* TASK TO CARRY OUT
Please output the stretch of items from the first line through the line that contains "323, 665, 339]", both included, reproducing each line without changes.

(Stored data)
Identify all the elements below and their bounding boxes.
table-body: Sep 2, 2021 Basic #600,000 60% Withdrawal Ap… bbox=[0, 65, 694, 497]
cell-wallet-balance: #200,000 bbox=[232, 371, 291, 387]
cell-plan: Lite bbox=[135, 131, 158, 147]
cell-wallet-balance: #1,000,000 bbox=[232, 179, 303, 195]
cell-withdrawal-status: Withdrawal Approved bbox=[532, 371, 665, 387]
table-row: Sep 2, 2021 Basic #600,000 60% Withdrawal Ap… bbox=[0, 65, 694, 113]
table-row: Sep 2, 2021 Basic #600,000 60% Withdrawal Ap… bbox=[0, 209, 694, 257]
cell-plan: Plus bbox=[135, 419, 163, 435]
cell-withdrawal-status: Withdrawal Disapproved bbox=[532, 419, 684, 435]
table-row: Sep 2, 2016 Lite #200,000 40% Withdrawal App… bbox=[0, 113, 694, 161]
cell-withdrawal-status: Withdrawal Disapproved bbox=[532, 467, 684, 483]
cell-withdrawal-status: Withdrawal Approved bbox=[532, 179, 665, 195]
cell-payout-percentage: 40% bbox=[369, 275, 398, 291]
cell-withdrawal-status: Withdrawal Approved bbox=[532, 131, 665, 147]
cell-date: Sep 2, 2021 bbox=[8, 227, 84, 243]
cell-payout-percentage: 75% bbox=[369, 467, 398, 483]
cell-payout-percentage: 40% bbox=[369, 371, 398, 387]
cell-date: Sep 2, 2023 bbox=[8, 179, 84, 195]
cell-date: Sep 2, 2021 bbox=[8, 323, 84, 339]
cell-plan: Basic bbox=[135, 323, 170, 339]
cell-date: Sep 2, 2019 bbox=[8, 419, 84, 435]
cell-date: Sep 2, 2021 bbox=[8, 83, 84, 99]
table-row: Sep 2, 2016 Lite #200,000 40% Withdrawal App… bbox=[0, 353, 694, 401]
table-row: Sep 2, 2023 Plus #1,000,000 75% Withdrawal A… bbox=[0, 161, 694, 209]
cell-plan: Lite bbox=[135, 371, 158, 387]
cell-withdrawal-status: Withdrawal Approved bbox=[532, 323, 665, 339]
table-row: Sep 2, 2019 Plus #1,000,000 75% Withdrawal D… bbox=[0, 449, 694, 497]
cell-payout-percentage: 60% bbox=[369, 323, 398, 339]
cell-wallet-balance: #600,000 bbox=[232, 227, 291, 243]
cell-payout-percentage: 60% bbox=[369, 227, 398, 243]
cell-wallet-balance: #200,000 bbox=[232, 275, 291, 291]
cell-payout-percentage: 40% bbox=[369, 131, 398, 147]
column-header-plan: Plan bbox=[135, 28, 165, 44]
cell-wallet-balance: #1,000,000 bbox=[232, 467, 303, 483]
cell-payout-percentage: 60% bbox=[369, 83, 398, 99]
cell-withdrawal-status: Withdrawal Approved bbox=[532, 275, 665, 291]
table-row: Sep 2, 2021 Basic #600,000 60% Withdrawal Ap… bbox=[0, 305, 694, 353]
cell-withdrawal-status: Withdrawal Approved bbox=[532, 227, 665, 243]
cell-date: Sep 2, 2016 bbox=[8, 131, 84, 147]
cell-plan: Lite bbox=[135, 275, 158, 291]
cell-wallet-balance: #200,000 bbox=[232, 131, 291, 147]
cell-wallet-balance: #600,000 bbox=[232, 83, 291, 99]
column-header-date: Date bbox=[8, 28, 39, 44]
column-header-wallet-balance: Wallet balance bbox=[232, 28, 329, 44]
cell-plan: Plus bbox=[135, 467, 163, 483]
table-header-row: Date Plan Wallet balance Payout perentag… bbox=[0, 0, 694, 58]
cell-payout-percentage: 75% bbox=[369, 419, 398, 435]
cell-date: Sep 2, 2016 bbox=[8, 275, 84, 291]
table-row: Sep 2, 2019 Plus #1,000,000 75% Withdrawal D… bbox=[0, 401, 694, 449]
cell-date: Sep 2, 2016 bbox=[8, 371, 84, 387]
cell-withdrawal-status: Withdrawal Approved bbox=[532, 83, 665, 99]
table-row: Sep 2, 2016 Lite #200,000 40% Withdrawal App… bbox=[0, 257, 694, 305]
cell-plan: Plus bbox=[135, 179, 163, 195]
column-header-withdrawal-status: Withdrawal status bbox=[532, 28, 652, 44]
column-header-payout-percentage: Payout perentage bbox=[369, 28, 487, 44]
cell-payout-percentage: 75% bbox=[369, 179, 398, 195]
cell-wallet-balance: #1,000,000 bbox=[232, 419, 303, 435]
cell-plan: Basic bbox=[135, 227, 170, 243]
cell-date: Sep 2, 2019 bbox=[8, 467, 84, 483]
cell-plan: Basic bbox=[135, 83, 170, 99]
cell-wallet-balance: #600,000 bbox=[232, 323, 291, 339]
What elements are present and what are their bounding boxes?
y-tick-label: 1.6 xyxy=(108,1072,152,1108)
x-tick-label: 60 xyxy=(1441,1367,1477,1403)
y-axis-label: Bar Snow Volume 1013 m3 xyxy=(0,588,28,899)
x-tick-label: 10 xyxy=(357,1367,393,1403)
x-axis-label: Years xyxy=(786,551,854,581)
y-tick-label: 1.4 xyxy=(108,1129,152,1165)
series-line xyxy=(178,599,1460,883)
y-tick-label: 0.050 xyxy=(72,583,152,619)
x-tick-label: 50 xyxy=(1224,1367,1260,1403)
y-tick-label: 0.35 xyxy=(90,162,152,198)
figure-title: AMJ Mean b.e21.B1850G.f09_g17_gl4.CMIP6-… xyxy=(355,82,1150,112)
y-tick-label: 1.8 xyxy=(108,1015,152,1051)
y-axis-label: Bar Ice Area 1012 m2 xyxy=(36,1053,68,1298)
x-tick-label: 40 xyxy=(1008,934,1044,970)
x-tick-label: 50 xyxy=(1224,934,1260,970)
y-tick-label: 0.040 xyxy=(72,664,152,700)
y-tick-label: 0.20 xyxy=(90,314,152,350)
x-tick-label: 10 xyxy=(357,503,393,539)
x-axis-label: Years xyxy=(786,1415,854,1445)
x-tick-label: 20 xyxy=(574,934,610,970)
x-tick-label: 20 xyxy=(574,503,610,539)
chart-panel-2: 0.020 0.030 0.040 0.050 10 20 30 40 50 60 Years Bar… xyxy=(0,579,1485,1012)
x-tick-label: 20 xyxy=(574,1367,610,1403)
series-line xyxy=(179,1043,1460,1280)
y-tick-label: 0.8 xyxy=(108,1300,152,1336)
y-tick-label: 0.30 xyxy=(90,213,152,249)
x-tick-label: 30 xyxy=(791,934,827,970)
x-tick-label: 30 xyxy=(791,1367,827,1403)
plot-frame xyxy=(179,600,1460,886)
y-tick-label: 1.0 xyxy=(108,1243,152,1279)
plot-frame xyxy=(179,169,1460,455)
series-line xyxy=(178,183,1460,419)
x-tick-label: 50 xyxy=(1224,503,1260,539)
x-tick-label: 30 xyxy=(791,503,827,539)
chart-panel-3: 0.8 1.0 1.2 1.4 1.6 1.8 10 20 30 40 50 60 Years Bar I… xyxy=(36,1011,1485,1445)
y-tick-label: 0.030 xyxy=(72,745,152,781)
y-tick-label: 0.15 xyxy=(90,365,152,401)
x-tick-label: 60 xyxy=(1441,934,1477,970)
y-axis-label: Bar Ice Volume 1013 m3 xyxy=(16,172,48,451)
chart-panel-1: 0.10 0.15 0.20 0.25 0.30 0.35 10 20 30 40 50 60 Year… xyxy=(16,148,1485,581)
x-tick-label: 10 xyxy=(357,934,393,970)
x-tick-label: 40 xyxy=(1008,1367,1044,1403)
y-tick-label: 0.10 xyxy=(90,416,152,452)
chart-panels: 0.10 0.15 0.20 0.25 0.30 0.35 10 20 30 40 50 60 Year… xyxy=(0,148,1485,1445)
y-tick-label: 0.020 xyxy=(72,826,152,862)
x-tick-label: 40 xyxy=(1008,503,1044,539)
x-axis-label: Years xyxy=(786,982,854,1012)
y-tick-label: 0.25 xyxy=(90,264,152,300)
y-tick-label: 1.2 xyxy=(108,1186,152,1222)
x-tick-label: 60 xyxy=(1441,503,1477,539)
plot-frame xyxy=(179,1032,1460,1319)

* EXPECTED OUTPUT
Identify all the elements below and their bounding boxes.
table-body: Sep 2, 2021 Basic #600,000 60% Withdrawal Ap… bbox=[0, 65, 694, 497]
cell-wallet-balance: #200,000 bbox=[232, 371, 291, 387]
cell-plan: Lite bbox=[135, 131, 158, 147]
cell-wallet-balance: #1,000,000 bbox=[232, 179, 303, 195]
cell-withdrawal-status: Withdrawal Approved bbox=[532, 371, 665, 387]
table-row: Sep 2, 2021 Basic #600,000 60% Withdrawal Ap… bbox=[0, 65, 694, 113]
table-row: Sep 2, 2021 Basic #600,000 60% Withdrawal Ap… bbox=[0, 209, 694, 257]
cell-plan: Plus bbox=[135, 419, 163, 435]
cell-withdrawal-status: Withdrawal Disapproved bbox=[532, 419, 684, 435]
table-row: Sep 2, 2016 Lite #200,000 40% Withdrawal App… bbox=[0, 113, 694, 161]
cell-withdrawal-status: Withdrawal Disapproved bbox=[532, 467, 684, 483]
cell-withdrawal-status: Withdrawal Approved bbox=[532, 179, 665, 195]
cell-payout-percentage: 40% bbox=[369, 275, 398, 291]
cell-withdrawal-status: Withdrawal Approved bbox=[532, 131, 665, 147]
cell-date: Sep 2, 2021 bbox=[8, 227, 84, 243]
cell-payout-percentage: 75% bbox=[369, 467, 398, 483]
cell-payout-percentage: 40% bbox=[369, 371, 398, 387]
cell-date: Sep 2, 2023 bbox=[8, 179, 84, 195]
cell-date: Sep 2, 2021 bbox=[8, 323, 84, 339]
cell-plan: Basic bbox=[135, 323, 170, 339]
cell-date: Sep 2, 2019 bbox=[8, 419, 84, 435]
cell-date: Sep 2, 2021 bbox=[8, 83, 84, 99]
table-row: Sep 2, 2016 Lite #200,000 40% Withdrawal App… bbox=[0, 353, 694, 401]
table-row: Sep 2, 2023 Plus #1,000,000 75% Withdrawal A… bbox=[0, 161, 694, 209]
cell-plan: Lite bbox=[135, 371, 158, 387]
cell-withdrawal-status: Withdrawal Approved bbox=[532, 323, 665, 339]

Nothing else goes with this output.